Dataset rows:
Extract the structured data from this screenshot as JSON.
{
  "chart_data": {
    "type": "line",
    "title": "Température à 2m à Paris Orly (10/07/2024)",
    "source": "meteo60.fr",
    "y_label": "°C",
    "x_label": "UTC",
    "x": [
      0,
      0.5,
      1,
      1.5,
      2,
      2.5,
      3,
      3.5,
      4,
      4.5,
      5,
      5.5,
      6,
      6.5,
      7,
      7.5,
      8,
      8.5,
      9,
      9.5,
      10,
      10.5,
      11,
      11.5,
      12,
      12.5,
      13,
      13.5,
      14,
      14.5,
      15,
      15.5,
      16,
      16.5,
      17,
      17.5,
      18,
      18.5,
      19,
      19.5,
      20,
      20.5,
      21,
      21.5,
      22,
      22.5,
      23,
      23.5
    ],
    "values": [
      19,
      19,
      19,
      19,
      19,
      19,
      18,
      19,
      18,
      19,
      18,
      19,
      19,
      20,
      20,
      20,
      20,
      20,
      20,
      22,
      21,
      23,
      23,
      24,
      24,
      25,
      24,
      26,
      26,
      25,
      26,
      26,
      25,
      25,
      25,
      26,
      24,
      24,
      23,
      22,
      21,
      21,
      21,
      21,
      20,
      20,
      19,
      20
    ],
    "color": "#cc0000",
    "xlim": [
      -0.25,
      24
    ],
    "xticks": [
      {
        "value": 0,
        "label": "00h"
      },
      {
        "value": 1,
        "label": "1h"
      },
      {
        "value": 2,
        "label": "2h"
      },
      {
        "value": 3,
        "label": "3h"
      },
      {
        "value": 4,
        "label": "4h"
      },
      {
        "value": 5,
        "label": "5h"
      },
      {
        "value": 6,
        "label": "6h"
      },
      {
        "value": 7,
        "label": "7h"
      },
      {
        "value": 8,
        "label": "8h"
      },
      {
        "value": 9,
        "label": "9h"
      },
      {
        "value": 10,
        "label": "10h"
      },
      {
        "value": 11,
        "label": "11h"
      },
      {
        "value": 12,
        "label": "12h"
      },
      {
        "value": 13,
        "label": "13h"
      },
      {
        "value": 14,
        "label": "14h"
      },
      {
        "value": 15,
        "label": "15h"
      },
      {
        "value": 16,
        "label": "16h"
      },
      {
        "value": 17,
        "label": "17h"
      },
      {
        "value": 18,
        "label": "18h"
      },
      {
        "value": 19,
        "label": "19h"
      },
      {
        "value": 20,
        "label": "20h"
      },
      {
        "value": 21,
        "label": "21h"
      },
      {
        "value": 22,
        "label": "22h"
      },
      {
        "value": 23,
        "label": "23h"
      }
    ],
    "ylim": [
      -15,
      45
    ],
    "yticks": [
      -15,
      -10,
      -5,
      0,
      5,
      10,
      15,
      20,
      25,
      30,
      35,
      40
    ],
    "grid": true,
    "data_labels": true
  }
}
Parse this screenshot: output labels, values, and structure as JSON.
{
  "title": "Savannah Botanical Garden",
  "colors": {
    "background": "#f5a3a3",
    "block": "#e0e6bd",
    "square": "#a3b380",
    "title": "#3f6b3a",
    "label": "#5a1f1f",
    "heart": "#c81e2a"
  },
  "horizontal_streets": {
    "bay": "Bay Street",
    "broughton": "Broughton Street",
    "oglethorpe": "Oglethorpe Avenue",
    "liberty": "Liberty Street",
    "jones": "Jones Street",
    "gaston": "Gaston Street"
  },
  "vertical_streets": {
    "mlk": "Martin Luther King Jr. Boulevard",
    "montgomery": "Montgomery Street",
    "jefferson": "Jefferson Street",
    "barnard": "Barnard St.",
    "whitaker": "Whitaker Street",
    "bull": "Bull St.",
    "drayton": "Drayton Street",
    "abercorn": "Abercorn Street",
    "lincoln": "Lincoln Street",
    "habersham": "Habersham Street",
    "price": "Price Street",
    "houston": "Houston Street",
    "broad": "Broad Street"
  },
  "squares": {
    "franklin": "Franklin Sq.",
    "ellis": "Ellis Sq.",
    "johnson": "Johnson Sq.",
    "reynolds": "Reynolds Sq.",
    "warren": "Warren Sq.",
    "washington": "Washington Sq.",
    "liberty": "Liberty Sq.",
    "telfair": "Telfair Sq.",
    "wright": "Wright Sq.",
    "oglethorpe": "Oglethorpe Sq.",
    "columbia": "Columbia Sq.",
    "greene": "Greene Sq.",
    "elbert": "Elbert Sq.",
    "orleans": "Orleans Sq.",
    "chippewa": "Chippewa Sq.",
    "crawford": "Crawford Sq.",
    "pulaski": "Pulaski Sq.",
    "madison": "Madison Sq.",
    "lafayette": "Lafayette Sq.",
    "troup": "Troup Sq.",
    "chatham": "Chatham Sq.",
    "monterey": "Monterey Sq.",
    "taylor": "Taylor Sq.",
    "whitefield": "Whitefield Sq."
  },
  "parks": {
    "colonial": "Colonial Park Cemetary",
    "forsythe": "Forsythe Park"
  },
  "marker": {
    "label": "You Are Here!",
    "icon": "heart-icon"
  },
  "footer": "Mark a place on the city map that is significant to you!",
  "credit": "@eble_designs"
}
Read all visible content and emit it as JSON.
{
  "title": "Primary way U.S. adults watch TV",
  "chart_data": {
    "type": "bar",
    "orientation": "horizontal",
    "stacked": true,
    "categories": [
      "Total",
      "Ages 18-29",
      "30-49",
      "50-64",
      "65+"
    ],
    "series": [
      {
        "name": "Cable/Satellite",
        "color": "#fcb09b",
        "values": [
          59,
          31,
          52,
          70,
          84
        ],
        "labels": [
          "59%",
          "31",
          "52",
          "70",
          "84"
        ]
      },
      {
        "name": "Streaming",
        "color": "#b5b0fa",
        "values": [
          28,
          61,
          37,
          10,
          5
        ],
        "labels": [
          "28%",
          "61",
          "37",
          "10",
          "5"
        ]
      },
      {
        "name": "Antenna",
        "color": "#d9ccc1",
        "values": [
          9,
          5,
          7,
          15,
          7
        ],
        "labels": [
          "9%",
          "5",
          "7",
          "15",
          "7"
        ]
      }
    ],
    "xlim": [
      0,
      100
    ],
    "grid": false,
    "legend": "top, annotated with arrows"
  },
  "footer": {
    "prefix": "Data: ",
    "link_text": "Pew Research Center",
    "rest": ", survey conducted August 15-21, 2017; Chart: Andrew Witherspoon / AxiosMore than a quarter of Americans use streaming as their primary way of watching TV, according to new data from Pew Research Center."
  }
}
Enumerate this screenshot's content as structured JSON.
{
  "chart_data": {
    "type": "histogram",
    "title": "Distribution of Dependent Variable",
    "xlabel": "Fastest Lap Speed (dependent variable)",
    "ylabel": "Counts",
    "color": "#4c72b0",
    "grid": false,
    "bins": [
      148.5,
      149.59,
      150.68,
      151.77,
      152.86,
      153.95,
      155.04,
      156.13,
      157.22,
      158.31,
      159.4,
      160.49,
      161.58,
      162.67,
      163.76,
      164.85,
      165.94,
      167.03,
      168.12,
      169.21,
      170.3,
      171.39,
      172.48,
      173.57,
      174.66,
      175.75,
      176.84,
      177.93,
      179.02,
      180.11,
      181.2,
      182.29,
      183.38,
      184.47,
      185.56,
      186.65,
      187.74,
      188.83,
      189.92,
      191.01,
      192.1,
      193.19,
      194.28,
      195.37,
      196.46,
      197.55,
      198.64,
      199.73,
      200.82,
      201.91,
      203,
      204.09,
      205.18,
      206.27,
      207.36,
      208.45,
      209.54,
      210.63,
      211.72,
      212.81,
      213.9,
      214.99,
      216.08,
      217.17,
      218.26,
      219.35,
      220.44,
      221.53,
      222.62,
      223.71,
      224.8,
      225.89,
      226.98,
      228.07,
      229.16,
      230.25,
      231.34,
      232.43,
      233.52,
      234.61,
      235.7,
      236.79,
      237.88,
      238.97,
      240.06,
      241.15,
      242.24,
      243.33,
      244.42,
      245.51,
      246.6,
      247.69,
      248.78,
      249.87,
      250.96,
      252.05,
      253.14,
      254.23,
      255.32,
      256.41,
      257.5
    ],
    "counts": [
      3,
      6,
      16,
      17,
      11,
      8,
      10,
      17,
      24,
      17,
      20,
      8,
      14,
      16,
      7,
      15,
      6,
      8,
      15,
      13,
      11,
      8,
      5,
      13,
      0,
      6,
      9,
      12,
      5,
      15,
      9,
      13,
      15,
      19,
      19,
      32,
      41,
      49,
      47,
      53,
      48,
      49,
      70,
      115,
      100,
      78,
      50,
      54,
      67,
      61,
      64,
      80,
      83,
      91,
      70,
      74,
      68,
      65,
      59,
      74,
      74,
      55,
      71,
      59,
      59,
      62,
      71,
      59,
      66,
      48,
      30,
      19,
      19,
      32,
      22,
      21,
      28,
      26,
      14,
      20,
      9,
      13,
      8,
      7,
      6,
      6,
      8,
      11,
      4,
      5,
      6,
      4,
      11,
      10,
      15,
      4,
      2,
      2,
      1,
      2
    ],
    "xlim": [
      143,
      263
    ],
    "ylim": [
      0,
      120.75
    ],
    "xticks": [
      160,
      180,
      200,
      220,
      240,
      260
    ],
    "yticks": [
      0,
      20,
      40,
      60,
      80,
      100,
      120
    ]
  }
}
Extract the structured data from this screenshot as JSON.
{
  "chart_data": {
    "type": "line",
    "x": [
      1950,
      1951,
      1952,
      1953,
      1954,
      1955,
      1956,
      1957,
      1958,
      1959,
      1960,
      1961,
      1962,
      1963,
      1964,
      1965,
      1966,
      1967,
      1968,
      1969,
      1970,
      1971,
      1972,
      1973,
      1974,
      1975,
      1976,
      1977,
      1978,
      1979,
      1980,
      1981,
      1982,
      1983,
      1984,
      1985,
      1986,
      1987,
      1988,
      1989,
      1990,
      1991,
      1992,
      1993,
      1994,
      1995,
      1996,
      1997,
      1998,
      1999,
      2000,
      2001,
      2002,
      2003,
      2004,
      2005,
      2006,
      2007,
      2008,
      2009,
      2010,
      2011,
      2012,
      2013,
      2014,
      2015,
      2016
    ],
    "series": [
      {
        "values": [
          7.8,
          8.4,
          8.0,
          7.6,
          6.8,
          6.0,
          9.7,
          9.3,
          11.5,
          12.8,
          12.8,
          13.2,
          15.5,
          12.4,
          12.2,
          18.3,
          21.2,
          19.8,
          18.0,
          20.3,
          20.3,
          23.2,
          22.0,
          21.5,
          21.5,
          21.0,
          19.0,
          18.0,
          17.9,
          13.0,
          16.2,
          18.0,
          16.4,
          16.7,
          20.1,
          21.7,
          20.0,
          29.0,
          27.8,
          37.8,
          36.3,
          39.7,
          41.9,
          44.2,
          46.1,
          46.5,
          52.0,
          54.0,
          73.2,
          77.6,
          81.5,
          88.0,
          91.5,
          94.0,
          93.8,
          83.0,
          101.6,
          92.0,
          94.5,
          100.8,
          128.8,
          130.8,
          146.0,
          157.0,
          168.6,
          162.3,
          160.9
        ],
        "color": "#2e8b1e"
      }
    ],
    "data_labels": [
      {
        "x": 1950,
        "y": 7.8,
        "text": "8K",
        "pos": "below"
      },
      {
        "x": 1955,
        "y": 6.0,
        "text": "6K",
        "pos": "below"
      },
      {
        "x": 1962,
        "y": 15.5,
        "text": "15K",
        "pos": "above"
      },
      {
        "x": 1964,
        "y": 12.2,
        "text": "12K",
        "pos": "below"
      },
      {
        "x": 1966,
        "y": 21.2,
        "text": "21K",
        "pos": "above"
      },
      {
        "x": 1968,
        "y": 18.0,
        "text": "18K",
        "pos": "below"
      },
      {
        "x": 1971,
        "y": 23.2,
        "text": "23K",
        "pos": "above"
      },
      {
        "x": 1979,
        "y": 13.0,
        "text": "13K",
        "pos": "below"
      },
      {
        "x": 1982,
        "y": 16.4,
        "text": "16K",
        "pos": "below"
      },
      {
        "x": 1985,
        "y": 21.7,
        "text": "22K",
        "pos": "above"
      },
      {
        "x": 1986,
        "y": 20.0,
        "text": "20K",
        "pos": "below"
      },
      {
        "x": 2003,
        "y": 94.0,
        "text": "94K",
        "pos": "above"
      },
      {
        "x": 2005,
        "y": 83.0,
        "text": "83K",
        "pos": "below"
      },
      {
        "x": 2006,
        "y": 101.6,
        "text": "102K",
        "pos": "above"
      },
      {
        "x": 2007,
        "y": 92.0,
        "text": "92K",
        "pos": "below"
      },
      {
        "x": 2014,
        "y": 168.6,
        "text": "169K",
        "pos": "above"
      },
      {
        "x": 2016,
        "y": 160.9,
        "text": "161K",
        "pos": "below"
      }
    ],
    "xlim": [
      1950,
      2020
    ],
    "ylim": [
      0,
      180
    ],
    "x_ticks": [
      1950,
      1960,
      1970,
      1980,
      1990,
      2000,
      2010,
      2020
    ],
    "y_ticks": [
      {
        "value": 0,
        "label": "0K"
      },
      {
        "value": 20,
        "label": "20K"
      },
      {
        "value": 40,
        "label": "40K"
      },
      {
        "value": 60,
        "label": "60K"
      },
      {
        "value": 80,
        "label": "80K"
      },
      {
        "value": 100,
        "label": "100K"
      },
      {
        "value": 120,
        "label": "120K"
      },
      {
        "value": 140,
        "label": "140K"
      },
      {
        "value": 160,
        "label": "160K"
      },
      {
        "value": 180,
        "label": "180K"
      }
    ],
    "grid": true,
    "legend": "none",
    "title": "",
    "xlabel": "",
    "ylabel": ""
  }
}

**Exercise requirements**
How many of the listing's lines contain "legend"? Respond with a single number and nothing else.

**Result of this exercise**
2